**TASK:** Give the listing below again in full, exactly as written.

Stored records
/---

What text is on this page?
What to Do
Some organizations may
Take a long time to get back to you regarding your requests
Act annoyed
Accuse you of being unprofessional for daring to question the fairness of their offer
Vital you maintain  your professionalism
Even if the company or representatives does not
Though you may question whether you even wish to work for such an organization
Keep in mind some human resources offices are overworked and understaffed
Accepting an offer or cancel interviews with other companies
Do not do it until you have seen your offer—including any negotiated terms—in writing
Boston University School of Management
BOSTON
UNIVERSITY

\---

**SOLUTION:**
What text is on this page?
What to Do
Some organizations may
Take a long time to get back to you regarding your requests
Act annoyed
Accuse you of being unprofessional for daring to question the fairness of their offer
Vital you maintain  your professionalism
Even if the company or representatives does not
Though you may question whether you even wish to work for such an organization
Keep in mind some human resources offices are overworked and understaffed
Accepting an offer or cancel interviews with other companies
Do not do it until you have seen your offer—including any negotiated terms—in writing
Boston University School of Management
BOSTON
UNIVERSITY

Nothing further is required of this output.